» **Data for this task**
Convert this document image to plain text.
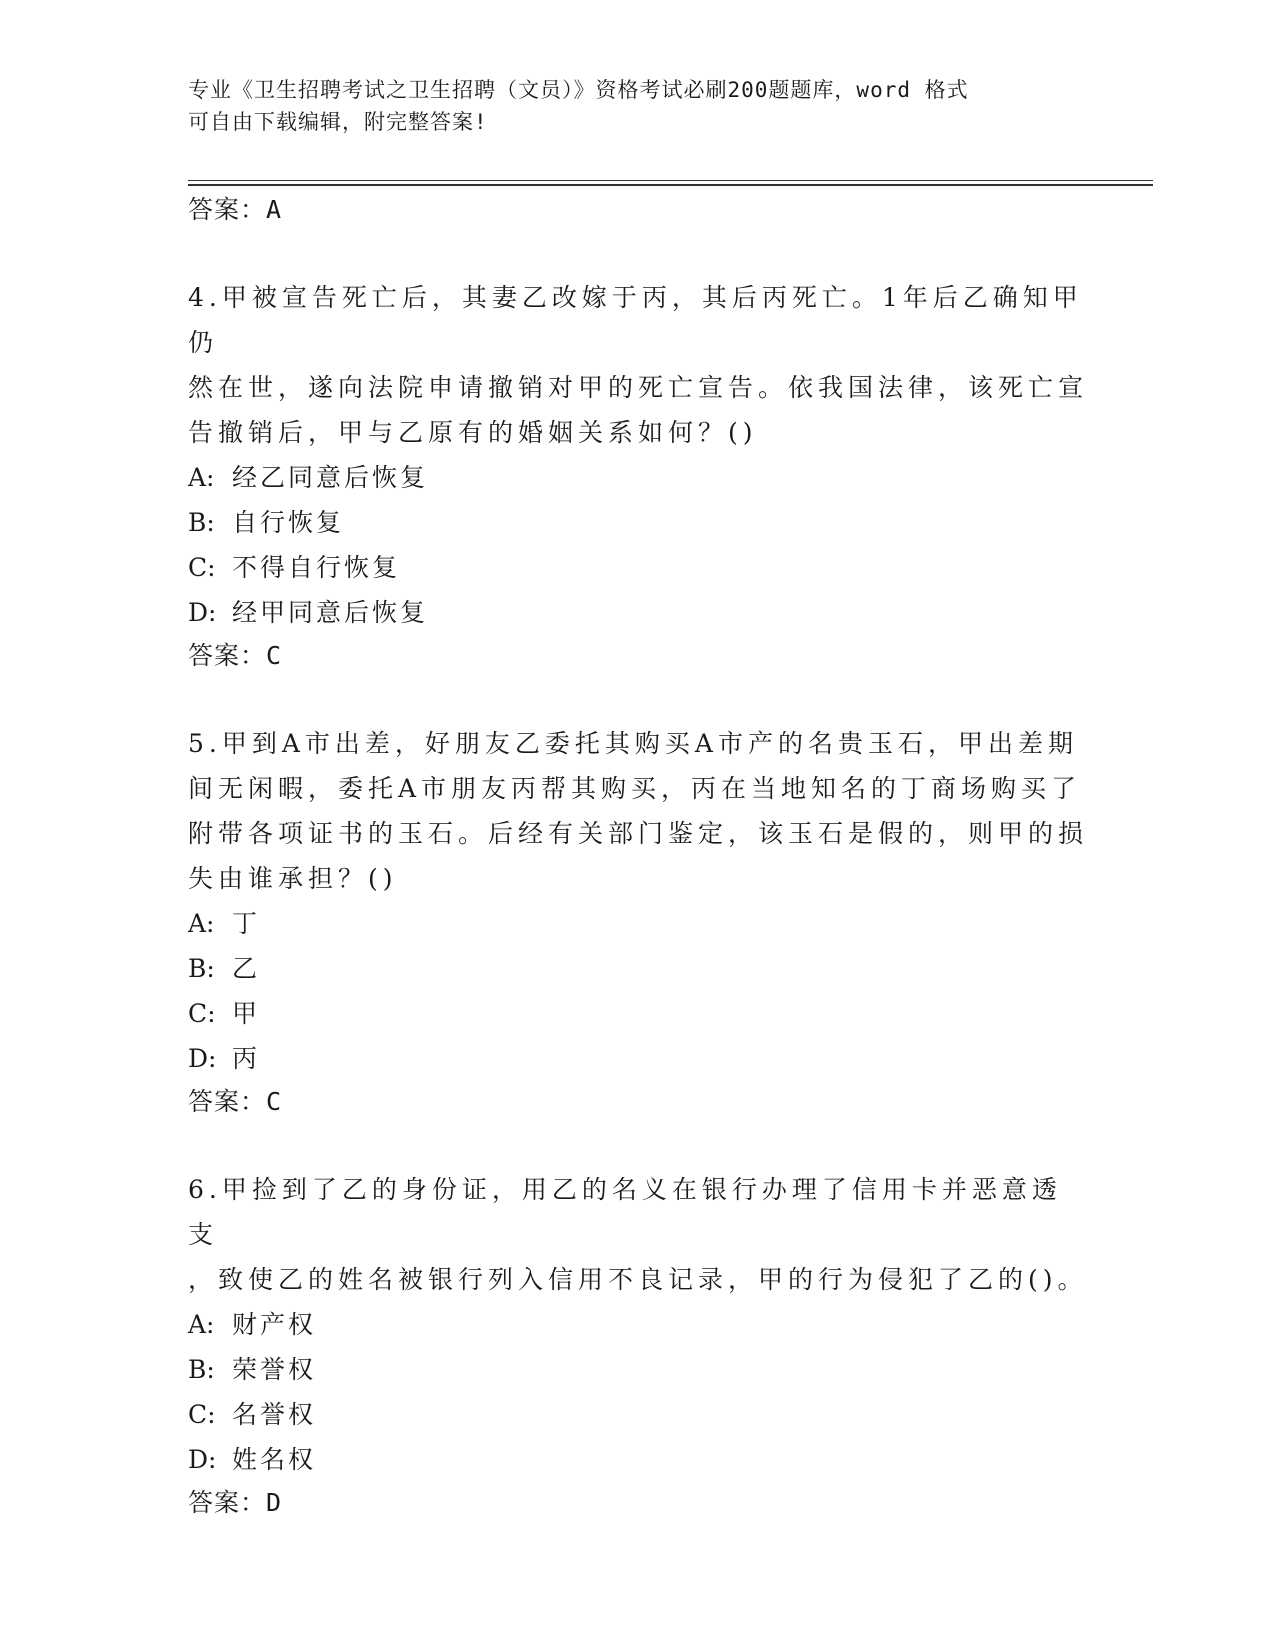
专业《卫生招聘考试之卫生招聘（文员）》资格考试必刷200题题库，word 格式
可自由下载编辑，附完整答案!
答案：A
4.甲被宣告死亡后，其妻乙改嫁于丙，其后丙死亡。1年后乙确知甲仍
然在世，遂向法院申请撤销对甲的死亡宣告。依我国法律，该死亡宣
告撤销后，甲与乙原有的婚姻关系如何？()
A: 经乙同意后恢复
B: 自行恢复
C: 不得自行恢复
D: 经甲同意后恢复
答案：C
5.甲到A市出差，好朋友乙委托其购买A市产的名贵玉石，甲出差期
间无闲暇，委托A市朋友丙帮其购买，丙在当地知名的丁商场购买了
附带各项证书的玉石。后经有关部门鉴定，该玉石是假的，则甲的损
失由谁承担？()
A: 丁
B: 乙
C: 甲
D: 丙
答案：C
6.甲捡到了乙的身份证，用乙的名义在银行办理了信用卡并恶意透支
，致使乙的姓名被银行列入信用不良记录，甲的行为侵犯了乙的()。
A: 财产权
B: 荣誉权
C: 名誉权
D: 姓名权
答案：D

» **Short exercise**
Return the whole listing, word for word, and leave out every picture.

» **Task output**
Convert this document image to plain text.
专业《卫生招聘考试之卫生招聘（文员）》资格考试必刷200题题库，word 格式
可自由下载编辑，附完整答案!
答案：A
4.甲被宣告死亡后，其妻乙改嫁于丙，其后丙死亡。1年后乙确知甲仍
然在世，遂向法院申请撤销对甲的死亡宣告。依我国法律，该死亡宣
告撤销后，甲与乙原有的婚姻关系如何？()
A: 经乙同意后恢复
B: 自行恢复
C: 不得自行恢复
D: 经甲同意后恢复
答案：C
5.甲到A市出差，好朋友乙委托其购买A市产的名贵玉石，甲出差期
间无闲暇，委托A市朋友丙帮其购买，丙在当地知名的丁商场购买了
附带各项证书的玉石。后经有关部门鉴定，该玉石是假的，则甲的损
失由谁承担？()
A: 丁
B: 乙
C: 甲
D: 丙
答案：C
6.甲捡到了乙的身份证，用乙的名义在银行办理了信用卡并恶意透支
，致使乙的姓名被银行列入信用不良记录，甲的行为侵犯了乙的()。
A: 财产权
B: 荣誉权
C: 名誉权
D: 姓名权
答案：D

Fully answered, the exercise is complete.